[Recorded data]

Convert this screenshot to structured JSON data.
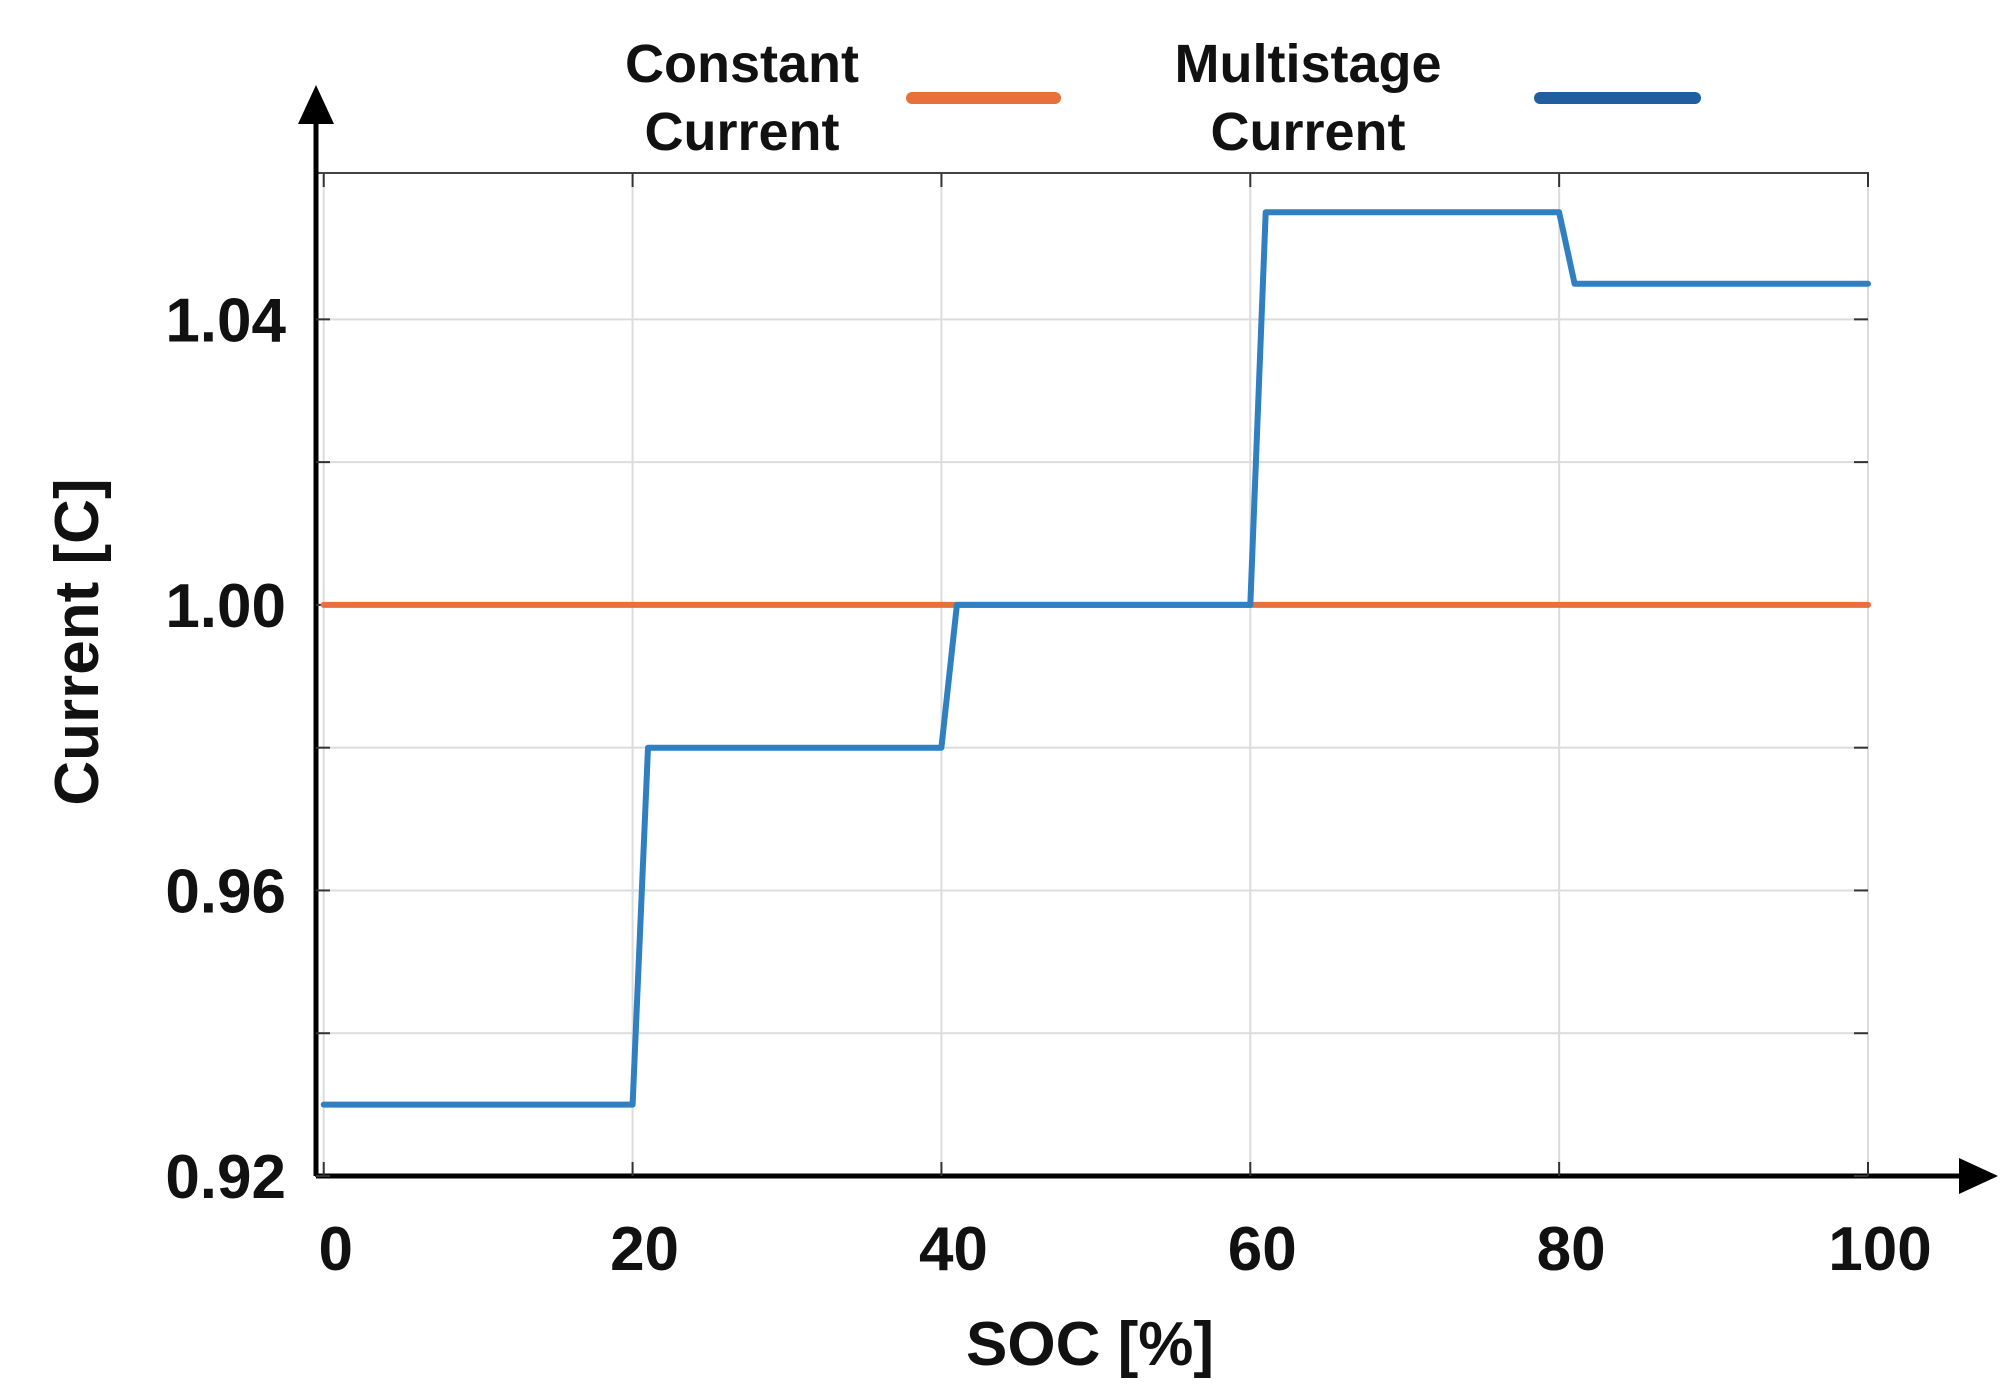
{
  "chart_data": {
    "type": "line",
    "xlabel": "SOC [%]",
    "ylabel": "Current [C]",
    "xlim": [
      -0.5,
      100
    ],
    "ylim": [
      0.92,
      1.0605
    ],
    "x_ticks": [
      0,
      20,
      40,
      60,
      80,
      100
    ],
    "x_tick_labels": [
      "0",
      "20",
      "40",
      "60",
      "80",
      "100"
    ],
    "y_ticks": [
      0.92,
      0.96,
      1.0,
      1.04
    ],
    "y_tick_labels": [
      "0.92",
      "0.96",
      "1.00",
      "1.04"
    ],
    "y_minor_grid": [
      0.94,
      0.98,
      1.02
    ],
    "grid": true,
    "legend_position": "top",
    "series": [
      {
        "name_lines": [
          "Constant",
          "Current"
        ],
        "color": "#e8703a",
        "x": [
          0,
          100
        ],
        "values": [
          1.0,
          1.0
        ]
      },
      {
        "name_lines": [
          "Multistage",
          "Current"
        ],
        "color": "#2f7fc1",
        "legend_color": "#1f5fa0",
        "x": [
          0,
          20,
          21,
          40,
          41,
          60,
          61,
          80,
          81,
          100
        ],
        "values": [
          0.93,
          0.93,
          0.98,
          0.98,
          1.0,
          1.0,
          1.055,
          1.055,
          1.045,
          1.045
        ]
      }
    ]
  }
}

▶ Your task
Transcribe the records above verbatim. Do not carry over any picture.

▶ Exercise output
Convert this screenshot to structured JSON data.
{
  "chart_data": {
    "type": "line",
    "xlabel": "SOC [%]",
    "ylabel": "Current [C]",
    "xlim": [
      -0.5,
      100
    ],
    "ylim": [
      0.92,
      1.0605
    ],
    "x_ticks": [
      0,
      20,
      40,
      60,
      80,
      100
    ],
    "x_tick_labels": [
      "0",
      "20",
      "40",
      "60",
      "80",
      "100"
    ],
    "y_ticks": [
      0.92,
      0.96,
      1.0,
      1.04
    ],
    "y_tick_labels": [
      "0.92",
      "0.96",
      "1.00",
      "1.04"
    ],
    "y_minor_grid": [
      0.94,
      0.98,
      1.02
    ],
    "grid": true,
    "legend_position": "top",
    "series": [
      {
        "name_lines": [
          "Constant",
          "Current"
        ],
        "color": "#e8703a",
        "x": [
          0,
          100
        ],
        "values": [
          1.0,
          1.0
        ]
      },
      {
        "name_lines": [
          "Multistage",
          "Current"
        ],
        "color": "#2f7fc1",
        "legend_color": "#1f5fa0",
        "x": [
          0,
          20,
          21,
          40,
          41,
          60,
          61,
          80,
          81,
          100
        ],
        "values": [
          0.93,
          0.93,
          0.98,
          0.98,
          1.0,
          1.0,
          1.055,
          1.055,
          1.045,
          1.045
        ]
      }
    ]
  }
}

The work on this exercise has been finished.